> [Your task]
Please answer from the discussion of the novel 1984: what example did Orwell have to go by in 1949?

> [Extract]
• • •

Even if you are willing to assume that most of the Thought Police is utterly loyal and utterly competent, no group of humans can be perfect. All it takes is one person to rise relatively far up the ladder and to aid those who are like-minded below him. Given the brittle nature of any authoritarian system, given the fact that those in power would be trusted completely by those below, it wouldn’t take much.

Ah, but that would play into my hands perfectly! :wink: If those in power also have the knowledge, they would pose an even greater danger than those who are higher-up who are not members of the Thought Police. Remember, the leaders would be too busy planning the next string of alliances and betrayals to advace their own careers to be able to keep close tabs on those who are supposed to be running the Thought Police. If the king’s advisors are conspiring against him, he is as helpless as a hallucinating man in a battlefield.

Koala Bear:

But what if the watchers are themselves getting heretical ideas? Who watches the watchers, and who watches those who watch the watchers? The palace coup is a constant threat, and the more the upper-middle-class knows about ways to break down someone’s resistence, the more the upper class has to fear from them. But since a purge of the Thought Police would be suicide, the upper class is itself under the boot of opression. A boot it itself shod and armed, no less.

In other words, the problem is how do you ensure that a system that is brutally ruthless isn’t in danger from individuals within it who are brutally ruthless?
Well I admit I’ve always wondered who was really in charge of Oceana. We know that Big Brother, if he ever was a real person ala’ Stalin, was by 1984 just a fictional symbol of Ingsoc. The idolization of a fictional or quasi-fictional person suggests that the Party had seen the danger of allowing a single person to command the entire system, if only because individuals grow old and die eventually. But someone has to be at the top of the pyramid; presumably the equivalent of a supreme council headed by a party chairman. And this would mean that the Party would be in danger of either these top people subverting the Party to their personal benefit, or that they might be overthrown in a coup by some frustrated wannabe’s further down the chain of command.

1984 doesn’t really give us much info about the internal machinations of the Inner Party. It simply posits that having found a perfect formula for perpetual power, that all Inner Party members are totally loyal because they would never endanger the stability of their rule! I concede that this is a very weak point of the novel.

Bear in mind that in 1949 Orwell had only the monolithic example of the Soviet Union under Stalin to go by. Western observers seemed to overlook the extent to which Stalin had subverted the entire Soviet Communist Party to his own personality cult. The cracks in the facade would not show up until after his death. Ironically, even though the post-Stalin USSR was less terrifyingly murderous for the average Russian, it’s government- an ogliarchic Politburo headed by a Premier- was probably closer to the system Orwell implied ruled the Inner Party.

• • •

> [Material provided]

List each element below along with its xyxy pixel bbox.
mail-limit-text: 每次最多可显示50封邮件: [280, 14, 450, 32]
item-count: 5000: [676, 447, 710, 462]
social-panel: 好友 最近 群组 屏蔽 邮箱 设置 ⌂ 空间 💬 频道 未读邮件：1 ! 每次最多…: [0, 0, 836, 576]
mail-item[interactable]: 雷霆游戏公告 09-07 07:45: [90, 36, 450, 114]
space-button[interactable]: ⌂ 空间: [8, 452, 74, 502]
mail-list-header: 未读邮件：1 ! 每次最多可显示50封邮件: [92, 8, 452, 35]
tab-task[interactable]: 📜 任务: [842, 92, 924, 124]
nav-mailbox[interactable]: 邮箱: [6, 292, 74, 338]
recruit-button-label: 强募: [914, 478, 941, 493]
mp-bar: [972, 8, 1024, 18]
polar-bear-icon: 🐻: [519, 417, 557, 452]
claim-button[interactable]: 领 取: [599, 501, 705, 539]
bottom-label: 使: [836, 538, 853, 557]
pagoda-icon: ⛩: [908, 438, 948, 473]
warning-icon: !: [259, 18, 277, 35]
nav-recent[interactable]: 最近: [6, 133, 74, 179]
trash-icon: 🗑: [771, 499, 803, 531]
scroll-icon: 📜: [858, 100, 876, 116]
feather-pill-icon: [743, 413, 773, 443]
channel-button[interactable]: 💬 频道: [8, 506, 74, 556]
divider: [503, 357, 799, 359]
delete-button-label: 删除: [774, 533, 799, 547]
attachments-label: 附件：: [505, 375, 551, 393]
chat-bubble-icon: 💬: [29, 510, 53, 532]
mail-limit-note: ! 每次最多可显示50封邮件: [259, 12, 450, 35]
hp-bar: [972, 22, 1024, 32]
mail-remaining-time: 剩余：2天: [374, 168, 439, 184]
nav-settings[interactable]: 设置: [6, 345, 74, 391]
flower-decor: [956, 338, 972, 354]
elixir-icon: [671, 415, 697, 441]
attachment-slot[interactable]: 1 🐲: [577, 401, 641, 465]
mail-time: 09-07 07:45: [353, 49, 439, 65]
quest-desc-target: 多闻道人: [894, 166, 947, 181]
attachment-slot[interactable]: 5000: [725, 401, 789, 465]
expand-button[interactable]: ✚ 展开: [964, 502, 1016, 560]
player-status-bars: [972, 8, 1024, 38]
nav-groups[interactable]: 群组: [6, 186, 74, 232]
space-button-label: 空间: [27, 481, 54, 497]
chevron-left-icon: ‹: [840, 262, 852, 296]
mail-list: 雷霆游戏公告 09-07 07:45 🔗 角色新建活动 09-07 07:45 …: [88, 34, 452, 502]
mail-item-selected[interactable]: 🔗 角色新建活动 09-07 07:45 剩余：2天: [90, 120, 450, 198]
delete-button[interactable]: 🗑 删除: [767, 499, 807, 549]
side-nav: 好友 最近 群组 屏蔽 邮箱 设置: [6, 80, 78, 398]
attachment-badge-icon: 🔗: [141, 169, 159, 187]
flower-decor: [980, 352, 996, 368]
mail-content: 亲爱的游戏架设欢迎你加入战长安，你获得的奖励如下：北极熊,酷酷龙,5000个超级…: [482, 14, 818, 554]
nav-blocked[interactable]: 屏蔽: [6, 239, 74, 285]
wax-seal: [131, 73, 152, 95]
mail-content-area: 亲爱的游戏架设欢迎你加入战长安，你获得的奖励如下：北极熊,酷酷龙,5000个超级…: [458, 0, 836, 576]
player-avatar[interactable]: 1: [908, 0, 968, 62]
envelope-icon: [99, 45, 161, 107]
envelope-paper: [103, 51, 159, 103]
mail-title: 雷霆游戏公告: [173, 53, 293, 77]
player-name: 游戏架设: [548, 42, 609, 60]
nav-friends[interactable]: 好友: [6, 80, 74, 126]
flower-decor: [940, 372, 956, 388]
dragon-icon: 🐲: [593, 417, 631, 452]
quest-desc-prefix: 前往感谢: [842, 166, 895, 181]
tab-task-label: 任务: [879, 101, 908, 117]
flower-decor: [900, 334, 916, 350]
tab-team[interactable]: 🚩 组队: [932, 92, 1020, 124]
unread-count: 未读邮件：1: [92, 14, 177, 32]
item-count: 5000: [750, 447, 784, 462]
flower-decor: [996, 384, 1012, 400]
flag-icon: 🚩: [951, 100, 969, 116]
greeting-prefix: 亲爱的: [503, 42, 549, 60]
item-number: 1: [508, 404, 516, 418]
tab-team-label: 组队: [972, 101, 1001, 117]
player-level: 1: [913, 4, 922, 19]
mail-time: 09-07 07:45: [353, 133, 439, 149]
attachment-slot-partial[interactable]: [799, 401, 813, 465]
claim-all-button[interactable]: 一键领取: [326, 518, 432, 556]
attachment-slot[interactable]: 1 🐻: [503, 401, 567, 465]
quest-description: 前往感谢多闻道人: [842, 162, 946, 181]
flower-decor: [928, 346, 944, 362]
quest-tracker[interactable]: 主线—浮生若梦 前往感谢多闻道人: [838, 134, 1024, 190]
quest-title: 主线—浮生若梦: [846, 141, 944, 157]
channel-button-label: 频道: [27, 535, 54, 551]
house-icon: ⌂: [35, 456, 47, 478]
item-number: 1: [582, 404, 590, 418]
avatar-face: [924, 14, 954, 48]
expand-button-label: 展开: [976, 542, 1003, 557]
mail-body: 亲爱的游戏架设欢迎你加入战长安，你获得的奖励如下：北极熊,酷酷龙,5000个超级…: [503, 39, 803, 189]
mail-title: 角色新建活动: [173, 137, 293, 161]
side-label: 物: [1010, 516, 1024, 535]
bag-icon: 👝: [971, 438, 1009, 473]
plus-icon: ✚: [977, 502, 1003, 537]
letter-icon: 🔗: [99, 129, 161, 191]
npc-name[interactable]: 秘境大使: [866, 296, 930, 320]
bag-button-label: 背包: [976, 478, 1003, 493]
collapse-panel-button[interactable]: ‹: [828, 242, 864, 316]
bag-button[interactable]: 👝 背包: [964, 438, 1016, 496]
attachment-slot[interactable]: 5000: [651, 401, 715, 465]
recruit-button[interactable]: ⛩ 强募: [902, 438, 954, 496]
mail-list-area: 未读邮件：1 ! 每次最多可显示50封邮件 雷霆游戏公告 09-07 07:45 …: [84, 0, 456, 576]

• • •

> [Exercise answer]
Only the monolithic example of the Soviet Union under Stalin.